MATERIAL PROVIDED:
++++

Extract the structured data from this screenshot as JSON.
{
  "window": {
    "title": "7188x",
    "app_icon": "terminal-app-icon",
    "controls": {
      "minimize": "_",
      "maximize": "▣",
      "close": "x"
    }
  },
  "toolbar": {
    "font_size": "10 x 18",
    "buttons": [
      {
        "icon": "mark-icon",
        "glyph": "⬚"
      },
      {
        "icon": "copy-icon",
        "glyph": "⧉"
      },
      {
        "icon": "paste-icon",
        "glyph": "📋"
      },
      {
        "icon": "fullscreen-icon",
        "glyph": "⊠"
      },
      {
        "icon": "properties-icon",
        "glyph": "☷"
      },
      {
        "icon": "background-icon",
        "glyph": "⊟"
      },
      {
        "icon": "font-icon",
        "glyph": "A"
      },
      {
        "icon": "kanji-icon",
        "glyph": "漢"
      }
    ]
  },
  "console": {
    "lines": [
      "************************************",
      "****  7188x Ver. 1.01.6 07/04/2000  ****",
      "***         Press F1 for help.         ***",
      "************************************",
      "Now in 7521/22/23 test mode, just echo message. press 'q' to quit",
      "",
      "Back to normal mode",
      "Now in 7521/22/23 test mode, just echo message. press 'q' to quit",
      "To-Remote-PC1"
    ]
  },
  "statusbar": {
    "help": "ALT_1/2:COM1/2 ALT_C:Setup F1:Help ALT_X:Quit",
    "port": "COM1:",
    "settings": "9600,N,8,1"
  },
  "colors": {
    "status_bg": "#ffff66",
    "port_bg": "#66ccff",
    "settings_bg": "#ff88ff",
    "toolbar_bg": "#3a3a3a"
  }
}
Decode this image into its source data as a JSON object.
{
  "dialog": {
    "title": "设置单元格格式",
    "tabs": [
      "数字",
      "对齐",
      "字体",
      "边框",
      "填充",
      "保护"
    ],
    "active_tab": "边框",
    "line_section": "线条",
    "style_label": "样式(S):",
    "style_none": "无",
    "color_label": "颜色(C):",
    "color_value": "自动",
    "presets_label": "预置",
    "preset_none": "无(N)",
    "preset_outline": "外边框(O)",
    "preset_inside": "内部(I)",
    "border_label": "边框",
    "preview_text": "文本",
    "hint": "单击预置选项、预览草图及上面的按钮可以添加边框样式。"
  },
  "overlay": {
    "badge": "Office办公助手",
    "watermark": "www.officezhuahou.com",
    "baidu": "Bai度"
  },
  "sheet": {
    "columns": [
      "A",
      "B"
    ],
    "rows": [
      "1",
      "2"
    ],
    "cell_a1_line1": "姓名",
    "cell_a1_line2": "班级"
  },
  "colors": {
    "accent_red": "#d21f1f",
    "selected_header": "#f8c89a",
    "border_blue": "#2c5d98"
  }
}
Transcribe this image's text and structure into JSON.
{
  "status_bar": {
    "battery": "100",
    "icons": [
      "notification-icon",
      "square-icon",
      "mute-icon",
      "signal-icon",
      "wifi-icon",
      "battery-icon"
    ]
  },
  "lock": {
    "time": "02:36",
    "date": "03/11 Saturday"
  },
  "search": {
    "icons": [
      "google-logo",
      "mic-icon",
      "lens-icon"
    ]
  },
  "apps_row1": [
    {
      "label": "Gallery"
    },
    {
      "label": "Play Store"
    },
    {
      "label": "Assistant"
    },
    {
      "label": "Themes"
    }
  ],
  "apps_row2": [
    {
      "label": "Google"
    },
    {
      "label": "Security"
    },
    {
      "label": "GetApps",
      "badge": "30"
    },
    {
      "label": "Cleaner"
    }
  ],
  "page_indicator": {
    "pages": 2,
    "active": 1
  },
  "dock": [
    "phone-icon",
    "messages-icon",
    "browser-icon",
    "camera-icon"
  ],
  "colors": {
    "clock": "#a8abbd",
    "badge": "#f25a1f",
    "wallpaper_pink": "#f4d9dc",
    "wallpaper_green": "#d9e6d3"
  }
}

++++

WHAT YOU SHOULD DO:
Select the lines that carry the string "glyph" and copy them.

SOLUTION TO THE EXERCISE:
        "glyph": "⬚"
        "glyph": "⧉"
        "glyph": "📋"
        "glyph": "⊠"
        "glyph": "☷"
        "glyph": "⊟"
        "glyph": "A"
        "glyph": "漢"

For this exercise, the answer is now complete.